- **OBJECTIVE**
Only the number is wanted: how many lines of these entries contain the word "sich"?

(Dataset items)
= = = =
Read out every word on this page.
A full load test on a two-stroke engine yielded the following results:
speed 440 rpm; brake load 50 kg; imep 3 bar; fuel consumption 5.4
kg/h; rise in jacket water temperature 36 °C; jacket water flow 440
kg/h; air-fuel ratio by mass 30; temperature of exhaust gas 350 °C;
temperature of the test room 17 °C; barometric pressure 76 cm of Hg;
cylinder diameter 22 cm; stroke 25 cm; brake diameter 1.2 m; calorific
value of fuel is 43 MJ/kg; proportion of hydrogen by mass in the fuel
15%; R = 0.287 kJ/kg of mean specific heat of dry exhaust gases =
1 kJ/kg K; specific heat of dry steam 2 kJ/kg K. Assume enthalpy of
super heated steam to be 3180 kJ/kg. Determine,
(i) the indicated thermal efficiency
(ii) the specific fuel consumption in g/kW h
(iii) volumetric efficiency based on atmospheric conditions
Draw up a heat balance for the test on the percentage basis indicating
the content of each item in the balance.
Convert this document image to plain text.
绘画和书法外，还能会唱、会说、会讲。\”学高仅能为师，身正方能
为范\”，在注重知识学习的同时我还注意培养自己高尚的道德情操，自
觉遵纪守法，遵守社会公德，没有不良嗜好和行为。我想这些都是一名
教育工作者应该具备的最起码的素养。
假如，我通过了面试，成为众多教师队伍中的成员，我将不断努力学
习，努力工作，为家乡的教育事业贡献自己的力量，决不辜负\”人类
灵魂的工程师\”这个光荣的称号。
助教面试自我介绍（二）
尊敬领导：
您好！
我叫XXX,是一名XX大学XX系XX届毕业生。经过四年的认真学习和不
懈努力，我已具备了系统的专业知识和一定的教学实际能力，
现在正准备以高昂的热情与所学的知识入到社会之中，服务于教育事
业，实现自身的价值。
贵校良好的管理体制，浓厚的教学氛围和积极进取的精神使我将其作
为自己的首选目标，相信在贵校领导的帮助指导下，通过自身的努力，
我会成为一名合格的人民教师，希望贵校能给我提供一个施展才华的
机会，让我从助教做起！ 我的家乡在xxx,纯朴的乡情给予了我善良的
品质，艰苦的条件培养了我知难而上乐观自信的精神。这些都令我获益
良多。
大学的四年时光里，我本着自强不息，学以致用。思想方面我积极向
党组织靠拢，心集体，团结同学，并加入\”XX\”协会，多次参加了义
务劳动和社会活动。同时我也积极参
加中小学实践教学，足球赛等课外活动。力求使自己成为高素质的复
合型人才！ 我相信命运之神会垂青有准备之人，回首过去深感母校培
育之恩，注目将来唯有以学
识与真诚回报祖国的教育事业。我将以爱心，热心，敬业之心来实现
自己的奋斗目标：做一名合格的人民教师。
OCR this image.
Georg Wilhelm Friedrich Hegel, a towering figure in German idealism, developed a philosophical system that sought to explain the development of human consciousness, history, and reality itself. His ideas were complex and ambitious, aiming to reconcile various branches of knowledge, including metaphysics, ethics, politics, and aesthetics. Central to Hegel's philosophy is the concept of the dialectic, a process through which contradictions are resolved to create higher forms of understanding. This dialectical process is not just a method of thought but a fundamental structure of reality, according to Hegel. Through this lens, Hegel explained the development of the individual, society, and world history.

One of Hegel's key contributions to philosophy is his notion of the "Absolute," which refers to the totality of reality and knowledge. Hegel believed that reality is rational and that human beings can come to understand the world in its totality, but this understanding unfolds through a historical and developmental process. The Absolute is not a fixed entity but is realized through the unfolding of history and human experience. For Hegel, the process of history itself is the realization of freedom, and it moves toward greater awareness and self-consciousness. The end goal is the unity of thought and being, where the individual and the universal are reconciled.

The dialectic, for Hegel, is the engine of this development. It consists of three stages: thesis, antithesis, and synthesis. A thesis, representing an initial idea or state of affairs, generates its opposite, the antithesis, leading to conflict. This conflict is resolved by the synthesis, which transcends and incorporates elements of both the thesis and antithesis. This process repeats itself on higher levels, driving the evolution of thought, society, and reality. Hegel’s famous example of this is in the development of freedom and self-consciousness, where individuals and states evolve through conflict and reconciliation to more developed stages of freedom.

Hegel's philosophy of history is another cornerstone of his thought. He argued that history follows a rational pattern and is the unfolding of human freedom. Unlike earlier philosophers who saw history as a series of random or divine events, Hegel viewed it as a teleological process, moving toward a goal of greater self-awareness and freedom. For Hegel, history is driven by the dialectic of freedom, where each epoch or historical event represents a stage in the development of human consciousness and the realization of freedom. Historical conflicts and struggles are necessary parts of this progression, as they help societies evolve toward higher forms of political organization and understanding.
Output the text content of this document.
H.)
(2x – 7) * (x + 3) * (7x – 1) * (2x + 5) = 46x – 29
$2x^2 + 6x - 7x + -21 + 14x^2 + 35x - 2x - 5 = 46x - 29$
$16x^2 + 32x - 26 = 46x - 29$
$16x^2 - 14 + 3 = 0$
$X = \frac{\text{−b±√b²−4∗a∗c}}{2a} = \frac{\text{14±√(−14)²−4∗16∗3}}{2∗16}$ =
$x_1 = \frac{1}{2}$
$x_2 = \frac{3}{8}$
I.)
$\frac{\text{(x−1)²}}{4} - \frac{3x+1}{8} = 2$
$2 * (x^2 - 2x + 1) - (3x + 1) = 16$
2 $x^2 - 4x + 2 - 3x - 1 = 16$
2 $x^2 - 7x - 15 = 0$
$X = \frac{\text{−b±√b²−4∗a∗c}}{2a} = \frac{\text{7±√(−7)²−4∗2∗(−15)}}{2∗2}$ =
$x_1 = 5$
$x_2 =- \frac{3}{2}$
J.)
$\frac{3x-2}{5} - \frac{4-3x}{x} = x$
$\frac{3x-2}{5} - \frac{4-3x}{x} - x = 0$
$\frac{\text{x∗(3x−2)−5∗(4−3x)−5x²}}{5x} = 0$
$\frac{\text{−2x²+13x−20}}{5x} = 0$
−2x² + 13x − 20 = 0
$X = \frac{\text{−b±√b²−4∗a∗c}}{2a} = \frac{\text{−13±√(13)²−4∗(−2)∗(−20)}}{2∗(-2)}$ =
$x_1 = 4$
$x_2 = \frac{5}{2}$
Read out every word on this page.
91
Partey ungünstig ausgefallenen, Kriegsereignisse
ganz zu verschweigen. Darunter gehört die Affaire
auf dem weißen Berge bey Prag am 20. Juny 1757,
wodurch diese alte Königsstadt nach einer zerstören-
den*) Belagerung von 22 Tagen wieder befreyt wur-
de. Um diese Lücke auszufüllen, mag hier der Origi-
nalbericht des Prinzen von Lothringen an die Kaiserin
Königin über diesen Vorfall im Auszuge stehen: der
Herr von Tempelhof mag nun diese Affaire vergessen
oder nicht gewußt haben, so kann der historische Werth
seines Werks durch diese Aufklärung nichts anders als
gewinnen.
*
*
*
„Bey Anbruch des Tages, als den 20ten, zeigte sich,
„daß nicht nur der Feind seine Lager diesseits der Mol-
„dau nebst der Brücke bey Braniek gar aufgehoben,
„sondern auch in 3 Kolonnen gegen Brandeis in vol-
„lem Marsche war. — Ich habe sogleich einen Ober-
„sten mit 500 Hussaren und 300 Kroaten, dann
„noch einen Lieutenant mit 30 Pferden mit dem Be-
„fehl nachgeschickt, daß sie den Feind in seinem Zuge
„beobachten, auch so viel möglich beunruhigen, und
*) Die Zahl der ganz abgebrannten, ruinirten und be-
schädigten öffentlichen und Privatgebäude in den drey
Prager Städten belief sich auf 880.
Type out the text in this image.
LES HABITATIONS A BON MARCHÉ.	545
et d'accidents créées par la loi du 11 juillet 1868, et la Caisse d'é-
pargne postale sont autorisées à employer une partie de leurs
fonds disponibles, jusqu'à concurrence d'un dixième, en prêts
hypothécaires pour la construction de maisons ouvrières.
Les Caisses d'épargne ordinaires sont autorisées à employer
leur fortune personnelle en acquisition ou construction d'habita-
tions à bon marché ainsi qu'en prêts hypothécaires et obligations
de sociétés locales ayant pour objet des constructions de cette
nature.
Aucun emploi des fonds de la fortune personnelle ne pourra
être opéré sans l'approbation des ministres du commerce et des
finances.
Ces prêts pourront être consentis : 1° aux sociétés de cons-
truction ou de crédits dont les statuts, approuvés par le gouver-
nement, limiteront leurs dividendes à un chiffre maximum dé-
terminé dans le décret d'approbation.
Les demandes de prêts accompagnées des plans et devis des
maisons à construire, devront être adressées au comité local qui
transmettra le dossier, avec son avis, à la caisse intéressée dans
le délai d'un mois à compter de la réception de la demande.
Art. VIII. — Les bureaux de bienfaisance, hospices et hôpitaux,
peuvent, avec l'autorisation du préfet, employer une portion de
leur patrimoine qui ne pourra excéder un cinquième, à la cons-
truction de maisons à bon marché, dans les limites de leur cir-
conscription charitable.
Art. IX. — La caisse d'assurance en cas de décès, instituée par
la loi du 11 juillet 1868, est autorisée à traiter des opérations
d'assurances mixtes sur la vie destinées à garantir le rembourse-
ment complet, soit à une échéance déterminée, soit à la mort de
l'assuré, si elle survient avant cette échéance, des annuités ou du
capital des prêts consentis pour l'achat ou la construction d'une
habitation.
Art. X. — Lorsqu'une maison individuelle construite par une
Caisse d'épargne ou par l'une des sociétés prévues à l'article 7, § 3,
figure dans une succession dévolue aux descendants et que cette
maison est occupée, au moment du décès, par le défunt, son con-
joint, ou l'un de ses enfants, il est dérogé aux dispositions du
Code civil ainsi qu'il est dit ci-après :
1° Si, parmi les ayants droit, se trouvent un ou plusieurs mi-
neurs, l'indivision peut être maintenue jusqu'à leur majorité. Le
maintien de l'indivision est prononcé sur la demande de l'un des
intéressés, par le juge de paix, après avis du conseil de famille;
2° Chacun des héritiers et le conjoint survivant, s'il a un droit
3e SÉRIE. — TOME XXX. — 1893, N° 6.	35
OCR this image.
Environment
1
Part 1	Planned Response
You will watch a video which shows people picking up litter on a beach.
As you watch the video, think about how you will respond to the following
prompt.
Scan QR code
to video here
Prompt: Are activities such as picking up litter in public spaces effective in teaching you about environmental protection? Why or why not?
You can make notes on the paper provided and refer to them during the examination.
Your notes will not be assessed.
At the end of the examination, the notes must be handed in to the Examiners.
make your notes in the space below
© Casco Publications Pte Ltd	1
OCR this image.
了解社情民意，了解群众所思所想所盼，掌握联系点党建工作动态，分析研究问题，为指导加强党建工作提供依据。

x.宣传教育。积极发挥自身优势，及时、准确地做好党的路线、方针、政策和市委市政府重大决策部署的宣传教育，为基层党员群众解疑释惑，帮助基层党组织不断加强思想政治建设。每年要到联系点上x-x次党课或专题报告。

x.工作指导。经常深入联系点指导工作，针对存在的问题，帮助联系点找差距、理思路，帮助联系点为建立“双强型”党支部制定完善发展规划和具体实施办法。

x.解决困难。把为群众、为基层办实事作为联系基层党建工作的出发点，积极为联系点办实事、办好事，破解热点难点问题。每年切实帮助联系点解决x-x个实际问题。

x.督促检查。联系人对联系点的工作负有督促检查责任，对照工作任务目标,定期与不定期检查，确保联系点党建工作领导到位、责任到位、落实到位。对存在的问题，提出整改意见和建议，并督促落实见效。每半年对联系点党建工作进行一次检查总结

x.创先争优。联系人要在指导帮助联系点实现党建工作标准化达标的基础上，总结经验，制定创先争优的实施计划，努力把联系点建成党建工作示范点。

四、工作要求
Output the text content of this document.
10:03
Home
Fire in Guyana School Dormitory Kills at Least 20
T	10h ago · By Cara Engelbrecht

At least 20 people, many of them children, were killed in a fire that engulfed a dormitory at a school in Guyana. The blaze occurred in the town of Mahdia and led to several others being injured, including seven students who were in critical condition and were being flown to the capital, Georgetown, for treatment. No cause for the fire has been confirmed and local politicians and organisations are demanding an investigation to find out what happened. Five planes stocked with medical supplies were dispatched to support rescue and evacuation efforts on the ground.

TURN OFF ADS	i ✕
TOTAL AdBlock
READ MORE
= = = =
- **ANSWER TO THIS TASK**
2